● **YOUR GOAL**
Spot each line in the records below where the word "bias" occurs, then copy it.

■ ■ ■

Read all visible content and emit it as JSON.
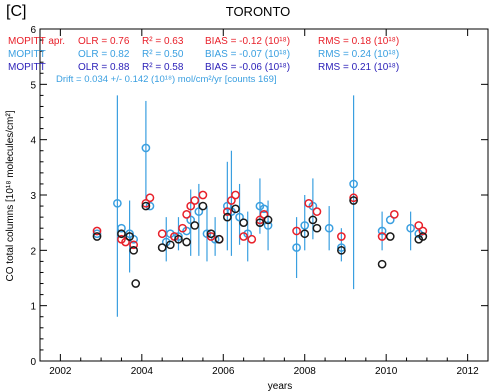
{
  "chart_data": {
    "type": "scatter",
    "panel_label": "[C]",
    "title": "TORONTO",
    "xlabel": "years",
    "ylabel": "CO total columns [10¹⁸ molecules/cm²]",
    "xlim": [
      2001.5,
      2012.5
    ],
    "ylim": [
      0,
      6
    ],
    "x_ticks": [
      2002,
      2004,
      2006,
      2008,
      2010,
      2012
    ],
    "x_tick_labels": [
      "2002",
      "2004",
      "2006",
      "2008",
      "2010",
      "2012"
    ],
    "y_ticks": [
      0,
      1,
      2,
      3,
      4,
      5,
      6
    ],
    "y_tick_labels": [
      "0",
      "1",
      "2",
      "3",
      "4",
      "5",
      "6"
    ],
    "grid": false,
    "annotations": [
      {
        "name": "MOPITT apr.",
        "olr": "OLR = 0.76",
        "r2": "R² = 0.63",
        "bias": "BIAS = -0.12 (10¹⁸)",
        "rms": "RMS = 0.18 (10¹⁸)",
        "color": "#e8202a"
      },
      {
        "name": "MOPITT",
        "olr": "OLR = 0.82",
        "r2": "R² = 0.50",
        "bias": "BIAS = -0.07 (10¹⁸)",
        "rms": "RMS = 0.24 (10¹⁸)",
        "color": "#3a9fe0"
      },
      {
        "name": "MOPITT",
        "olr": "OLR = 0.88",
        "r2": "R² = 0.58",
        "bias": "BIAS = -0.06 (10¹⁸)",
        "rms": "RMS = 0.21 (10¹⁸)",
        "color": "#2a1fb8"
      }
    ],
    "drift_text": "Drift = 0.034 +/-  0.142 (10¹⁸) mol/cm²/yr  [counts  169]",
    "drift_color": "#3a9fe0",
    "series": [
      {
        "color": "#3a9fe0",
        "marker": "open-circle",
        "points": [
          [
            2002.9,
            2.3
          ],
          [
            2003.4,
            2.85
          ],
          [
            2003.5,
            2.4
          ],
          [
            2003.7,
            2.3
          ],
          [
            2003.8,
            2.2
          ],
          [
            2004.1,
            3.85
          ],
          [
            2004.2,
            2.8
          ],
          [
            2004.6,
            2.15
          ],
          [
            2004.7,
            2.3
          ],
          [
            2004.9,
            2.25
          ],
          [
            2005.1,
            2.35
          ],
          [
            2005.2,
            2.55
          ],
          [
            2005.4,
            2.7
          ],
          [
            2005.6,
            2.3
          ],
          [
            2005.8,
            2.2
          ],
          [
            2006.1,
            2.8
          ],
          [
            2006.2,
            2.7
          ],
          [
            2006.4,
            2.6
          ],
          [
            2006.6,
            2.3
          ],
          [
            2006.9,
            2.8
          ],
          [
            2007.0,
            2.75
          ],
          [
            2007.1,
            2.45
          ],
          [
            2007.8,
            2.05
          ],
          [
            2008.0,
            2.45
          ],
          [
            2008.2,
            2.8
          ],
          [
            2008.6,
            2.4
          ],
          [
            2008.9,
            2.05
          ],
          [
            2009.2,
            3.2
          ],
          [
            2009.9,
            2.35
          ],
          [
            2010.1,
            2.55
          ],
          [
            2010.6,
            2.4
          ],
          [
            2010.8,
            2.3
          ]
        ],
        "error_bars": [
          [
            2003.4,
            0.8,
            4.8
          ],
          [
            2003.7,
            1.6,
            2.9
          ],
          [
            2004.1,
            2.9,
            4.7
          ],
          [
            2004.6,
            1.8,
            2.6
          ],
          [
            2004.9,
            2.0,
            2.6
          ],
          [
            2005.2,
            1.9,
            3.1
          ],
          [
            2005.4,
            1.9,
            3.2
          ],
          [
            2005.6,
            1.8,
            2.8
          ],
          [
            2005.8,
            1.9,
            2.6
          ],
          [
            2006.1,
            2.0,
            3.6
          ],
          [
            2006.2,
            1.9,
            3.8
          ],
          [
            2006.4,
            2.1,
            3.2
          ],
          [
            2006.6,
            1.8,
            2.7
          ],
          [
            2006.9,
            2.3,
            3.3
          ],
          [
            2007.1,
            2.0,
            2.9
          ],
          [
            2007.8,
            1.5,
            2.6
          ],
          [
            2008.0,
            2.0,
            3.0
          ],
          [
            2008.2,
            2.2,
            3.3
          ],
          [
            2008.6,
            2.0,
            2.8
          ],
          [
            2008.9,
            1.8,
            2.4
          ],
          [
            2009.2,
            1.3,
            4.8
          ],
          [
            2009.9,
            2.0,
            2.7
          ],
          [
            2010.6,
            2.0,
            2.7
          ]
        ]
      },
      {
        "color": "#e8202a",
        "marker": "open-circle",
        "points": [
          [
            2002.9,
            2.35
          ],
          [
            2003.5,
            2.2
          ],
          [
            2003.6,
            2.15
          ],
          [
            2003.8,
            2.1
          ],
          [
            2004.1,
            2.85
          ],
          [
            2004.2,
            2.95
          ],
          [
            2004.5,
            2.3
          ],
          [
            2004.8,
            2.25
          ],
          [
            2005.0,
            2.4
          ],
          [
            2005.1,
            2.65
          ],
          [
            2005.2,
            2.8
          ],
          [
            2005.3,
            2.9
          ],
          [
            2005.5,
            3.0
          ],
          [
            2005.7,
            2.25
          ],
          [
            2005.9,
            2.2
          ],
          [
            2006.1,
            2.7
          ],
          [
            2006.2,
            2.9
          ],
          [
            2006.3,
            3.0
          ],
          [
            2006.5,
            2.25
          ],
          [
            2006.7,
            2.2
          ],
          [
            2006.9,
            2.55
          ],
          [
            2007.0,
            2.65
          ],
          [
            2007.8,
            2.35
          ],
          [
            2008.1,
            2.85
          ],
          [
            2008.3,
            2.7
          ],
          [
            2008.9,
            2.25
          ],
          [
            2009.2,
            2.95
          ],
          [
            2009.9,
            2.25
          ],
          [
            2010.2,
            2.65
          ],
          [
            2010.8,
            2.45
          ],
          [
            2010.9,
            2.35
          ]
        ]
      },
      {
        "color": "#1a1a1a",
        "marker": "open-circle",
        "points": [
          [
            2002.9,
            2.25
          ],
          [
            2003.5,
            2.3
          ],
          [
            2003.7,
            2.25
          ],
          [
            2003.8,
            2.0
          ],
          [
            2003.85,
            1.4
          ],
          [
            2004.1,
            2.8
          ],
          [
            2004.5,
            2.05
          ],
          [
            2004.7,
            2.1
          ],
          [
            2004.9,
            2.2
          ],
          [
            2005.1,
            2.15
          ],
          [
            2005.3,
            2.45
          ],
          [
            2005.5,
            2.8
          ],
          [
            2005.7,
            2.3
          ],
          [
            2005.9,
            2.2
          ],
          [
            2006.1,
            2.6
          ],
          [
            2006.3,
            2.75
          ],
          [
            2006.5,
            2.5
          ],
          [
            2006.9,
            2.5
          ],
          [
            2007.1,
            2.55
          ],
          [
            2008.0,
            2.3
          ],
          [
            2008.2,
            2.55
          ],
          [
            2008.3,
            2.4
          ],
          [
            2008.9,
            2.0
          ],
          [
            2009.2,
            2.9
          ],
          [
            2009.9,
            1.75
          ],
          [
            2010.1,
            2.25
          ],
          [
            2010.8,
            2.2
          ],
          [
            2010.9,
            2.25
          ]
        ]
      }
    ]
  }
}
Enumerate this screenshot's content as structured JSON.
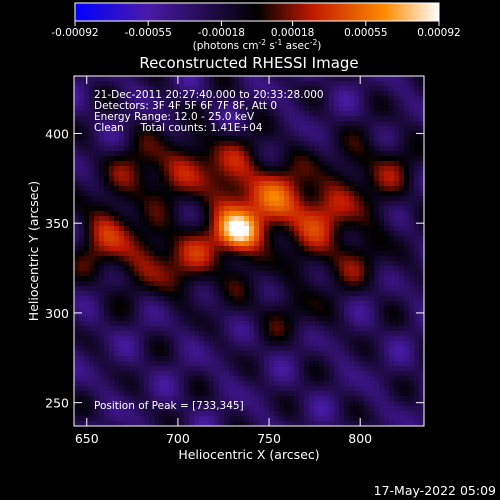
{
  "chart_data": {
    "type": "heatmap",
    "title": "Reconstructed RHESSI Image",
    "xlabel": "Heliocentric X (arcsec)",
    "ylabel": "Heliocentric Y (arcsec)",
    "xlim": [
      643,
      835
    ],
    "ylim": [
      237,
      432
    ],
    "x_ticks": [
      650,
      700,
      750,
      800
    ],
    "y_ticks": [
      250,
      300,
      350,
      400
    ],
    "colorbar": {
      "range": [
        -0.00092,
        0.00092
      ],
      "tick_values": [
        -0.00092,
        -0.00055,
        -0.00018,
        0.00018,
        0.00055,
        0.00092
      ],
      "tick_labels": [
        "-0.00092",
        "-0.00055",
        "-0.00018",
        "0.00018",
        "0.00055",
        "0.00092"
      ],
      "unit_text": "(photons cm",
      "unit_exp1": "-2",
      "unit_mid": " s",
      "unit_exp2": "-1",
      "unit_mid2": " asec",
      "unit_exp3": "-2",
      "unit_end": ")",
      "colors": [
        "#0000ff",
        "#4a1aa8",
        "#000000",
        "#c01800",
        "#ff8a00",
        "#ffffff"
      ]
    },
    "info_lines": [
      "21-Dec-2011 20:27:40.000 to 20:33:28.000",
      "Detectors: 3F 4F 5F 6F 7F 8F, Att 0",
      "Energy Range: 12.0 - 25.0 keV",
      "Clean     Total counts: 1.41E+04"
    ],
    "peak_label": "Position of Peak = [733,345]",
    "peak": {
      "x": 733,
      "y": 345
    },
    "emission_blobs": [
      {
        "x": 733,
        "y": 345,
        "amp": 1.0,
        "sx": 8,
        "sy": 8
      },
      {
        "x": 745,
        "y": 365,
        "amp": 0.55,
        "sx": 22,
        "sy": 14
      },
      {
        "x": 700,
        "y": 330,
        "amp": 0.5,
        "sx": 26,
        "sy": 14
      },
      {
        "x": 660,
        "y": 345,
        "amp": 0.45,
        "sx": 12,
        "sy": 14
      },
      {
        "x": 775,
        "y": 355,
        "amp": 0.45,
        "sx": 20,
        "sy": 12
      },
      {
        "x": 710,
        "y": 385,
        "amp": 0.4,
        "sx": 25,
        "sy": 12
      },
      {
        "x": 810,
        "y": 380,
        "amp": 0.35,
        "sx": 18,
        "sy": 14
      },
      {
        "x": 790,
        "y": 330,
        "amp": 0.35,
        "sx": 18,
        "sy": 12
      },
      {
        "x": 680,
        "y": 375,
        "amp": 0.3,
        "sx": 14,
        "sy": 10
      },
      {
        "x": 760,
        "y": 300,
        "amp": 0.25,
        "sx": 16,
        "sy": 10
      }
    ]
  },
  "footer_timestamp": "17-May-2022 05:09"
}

■ ■ ■

● **COMPLETED EXERCISE**
        "bias": "BIAS = -0.12 (10¹⁸)",
        "bias": "BIAS = -0.07 (10¹⁸)",
        "bias": "BIAS = -0.06 (10¹⁸)",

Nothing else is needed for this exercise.